- [EXERCISE DESCRIPTION] Repeat each record below exactly, dropping the pictures.

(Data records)
-- BEGIN --
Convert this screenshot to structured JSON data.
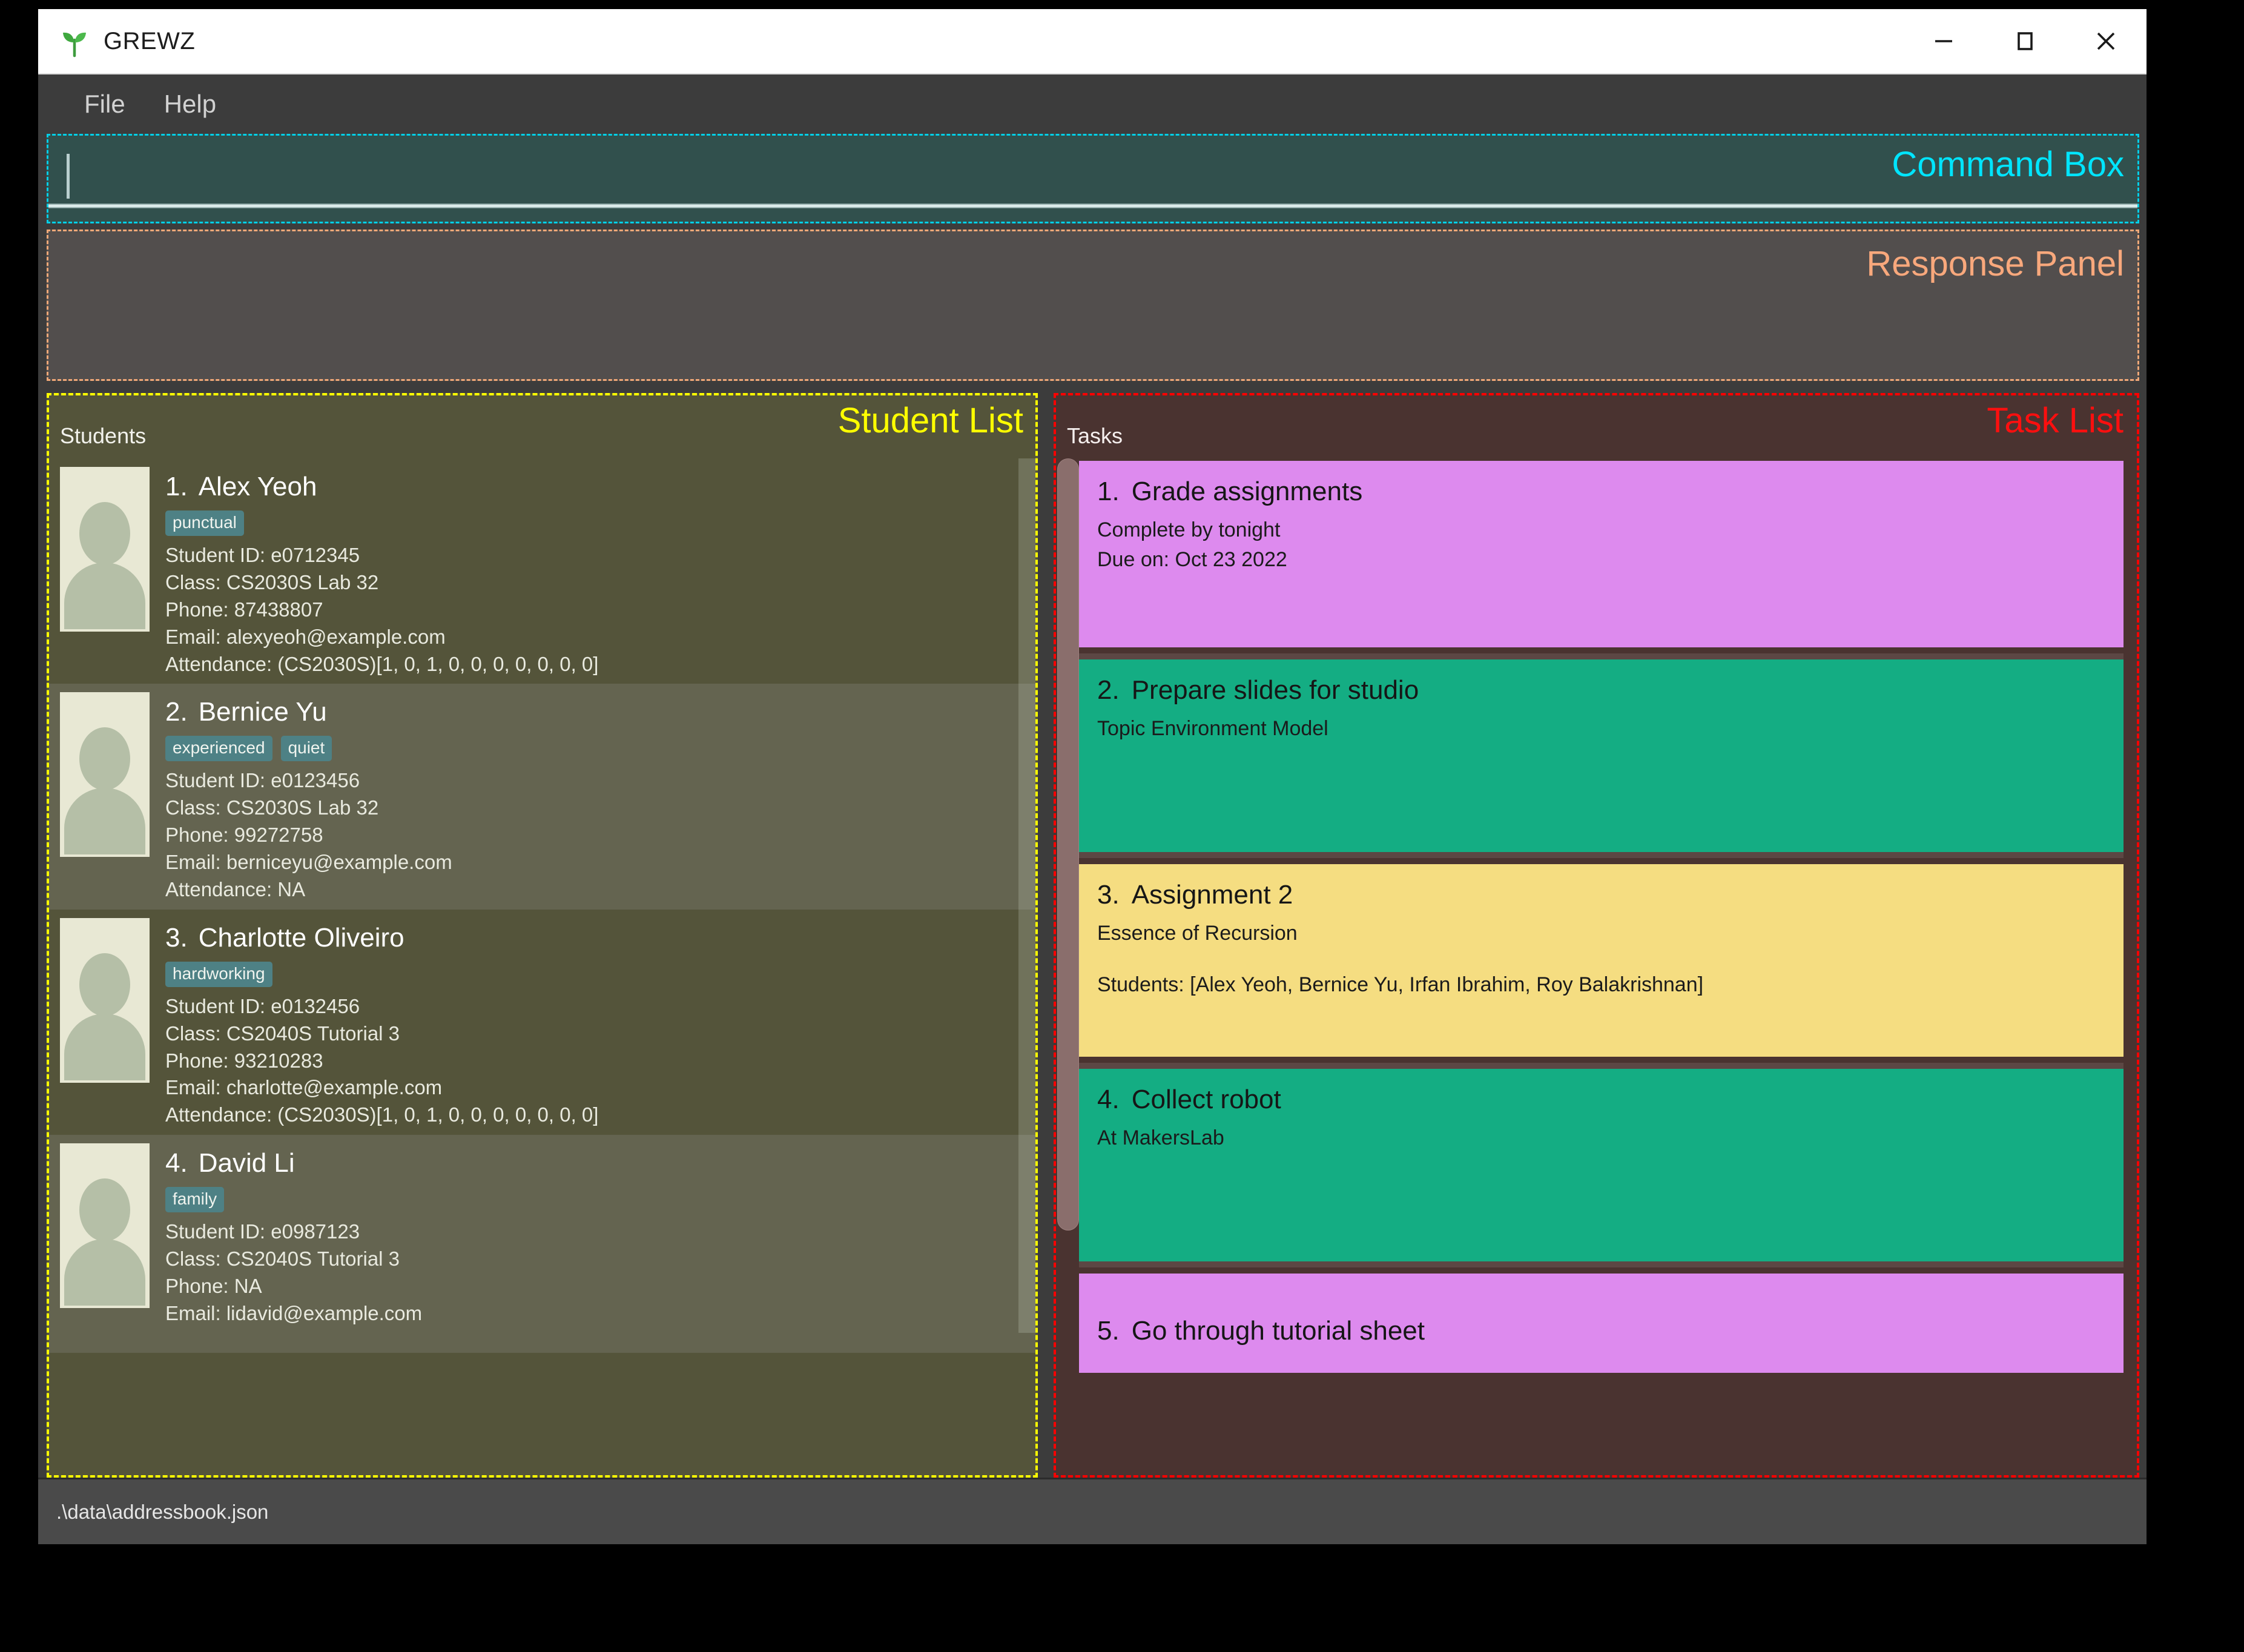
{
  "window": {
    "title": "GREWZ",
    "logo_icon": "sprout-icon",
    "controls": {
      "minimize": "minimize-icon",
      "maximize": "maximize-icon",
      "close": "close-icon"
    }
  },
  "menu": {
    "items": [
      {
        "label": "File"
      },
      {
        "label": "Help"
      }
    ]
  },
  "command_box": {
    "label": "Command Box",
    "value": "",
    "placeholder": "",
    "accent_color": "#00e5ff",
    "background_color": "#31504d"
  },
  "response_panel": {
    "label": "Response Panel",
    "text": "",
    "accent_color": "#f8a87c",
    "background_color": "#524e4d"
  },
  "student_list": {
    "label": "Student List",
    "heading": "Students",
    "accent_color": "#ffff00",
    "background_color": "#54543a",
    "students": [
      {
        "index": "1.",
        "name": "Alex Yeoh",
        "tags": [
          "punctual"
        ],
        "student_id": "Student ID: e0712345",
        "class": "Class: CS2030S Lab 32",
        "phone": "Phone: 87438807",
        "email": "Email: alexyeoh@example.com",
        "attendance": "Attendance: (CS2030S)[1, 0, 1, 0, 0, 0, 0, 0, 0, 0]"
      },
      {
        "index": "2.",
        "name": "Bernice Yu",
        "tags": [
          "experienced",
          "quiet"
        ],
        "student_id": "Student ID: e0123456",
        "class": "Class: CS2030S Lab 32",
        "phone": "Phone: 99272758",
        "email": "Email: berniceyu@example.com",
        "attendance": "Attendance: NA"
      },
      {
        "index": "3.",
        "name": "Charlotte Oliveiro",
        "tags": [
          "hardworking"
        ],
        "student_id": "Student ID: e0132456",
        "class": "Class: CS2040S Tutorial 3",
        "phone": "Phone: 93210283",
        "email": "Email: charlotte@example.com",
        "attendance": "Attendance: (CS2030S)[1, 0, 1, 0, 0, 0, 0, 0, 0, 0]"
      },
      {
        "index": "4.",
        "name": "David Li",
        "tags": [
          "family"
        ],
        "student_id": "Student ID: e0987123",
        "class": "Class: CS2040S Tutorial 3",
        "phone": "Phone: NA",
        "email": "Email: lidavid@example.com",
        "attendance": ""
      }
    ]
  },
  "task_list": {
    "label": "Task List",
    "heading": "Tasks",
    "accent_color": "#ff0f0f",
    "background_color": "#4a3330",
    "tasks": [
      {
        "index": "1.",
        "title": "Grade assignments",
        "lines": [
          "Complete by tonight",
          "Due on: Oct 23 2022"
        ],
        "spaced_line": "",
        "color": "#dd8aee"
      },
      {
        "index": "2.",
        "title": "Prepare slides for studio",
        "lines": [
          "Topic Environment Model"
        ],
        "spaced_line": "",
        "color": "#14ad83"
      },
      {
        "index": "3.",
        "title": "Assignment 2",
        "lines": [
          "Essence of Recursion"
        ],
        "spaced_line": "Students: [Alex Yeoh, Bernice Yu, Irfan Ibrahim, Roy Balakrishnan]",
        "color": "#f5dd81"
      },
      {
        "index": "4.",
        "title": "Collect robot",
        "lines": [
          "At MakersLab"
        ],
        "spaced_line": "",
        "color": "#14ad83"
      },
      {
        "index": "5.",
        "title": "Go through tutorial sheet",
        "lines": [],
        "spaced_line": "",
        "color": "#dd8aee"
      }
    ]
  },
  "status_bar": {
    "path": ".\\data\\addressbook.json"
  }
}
-- END --
- [EXERCISE OUTPUT]
Convert this screenshot to structured JSON data.
{
  "window": {
    "title": "GREWZ",
    "logo_icon": "sprout-icon",
    "controls": {
      "minimize": "minimize-icon",
      "maximize": "maximize-icon",
      "close": "close-icon"
    }
  },
  "menu": {
    "items": [
      {
        "label": "File"
      },
      {
        "label": "Help"
      }
    ]
  },
  "command_box": {
    "label": "Command Box",
    "value": "",
    "placeholder": "",
    "accent_color": "#00e5ff",
    "background_color": "#31504d"
  },
  "response_panel": {
    "label": "Response Panel",
    "text": "",
    "accent_color": "#f8a87c",
    "background_color": "#524e4d"
  },
  "student_list": {
    "label": "Student List",
    "heading": "Students",
    "accent_color": "#ffff00",
    "background_color": "#54543a",
    "students": [
      {
        "index": "1.",
        "name": "Alex Yeoh",
        "tags": [
          "punctual"
        ],
        "student_id": "Student ID: e0712345",
        "class": "Class: CS2030S Lab 32",
        "phone": "Phone: 87438807",
        "email": "Email: alexyeoh@example.com",
        "attendance": "Attendance: (CS2030S)[1, 0, 1, 0, 0, 0, 0, 0, 0, 0]"
      },
      {
        "index": "2.",
        "name": "Bernice Yu",
        "tags": [
          "experienced",
          "quiet"
        ],
        "student_id": "Student ID: e0123456",
        "class": "Class: CS2030S Lab 32",
        "phone": "Phone: 99272758",
        "email": "Email: berniceyu@example.com",
        "attendance": "Attendance: NA"
      },
      {
        "index": "3.",
        "name": "Charlotte Oliveiro",
        "tags": [
          "hardworking"
        ],
        "student_id": "Student ID: e0132456",
        "class": "Class: CS2040S Tutorial 3",
        "phone": "Phone: 93210283",
        "email": "Email: charlotte@example.com",
        "attendance": "Attendance: (CS2030S)[1, 0, 1, 0, 0, 0, 0, 0, 0, 0]"
      },
      {
        "index": "4.",
        "name": "David Li",
        "tags": [
          "family"
        ],
        "student_id": "Student ID: e0987123",
        "class": "Class: CS2040S Tutorial 3",
        "phone": "Phone: NA",
        "email": "Email: lidavid@example.com",
        "attendance": ""
      }
    ]
  },
  "task_list": {
    "label": "Task List",
    "heading": "Tasks",
    "accent_color": "#ff0f0f",
    "background_color": "#4a3330",
    "tasks": [
      {
        "index": "1.",
        "title": "Grade assignments",
        "lines": [
          "Complete by tonight",
          "Due on: Oct 23 2022"
        ],
        "spaced_line": "",
        "color": "#dd8aee"
      },
      {
        "index": "2.",
        "title": "Prepare slides for studio",
        "lines": [
          "Topic Environment Model"
        ],
        "spaced_line": "",
        "color": "#14ad83"
      },
      {
        "index": "3.",
        "title": "Assignment 2",
        "lines": [
          "Essence of Recursion"
        ],
        "spaced_line": "Students: [Alex Yeoh, Bernice Yu, Irfan Ibrahim, Roy Balakrishnan]",
        "color": "#f5dd81"
      },
      {
        "index": "4.",
        "title": "Collect robot",
        "lines": [
          "At MakersLab"
        ],
        "spaced_line": "",
        "color": "#14ad83"
      },
      {
        "index": "5.",
        "title": "Go through tutorial sheet",
        "lines": [],
        "spaced_line": "",
        "color": "#dd8aee"
      }
    ]
  },
  "status_bar": {
    "path": ".\\data\\addressbook.json"
  }
}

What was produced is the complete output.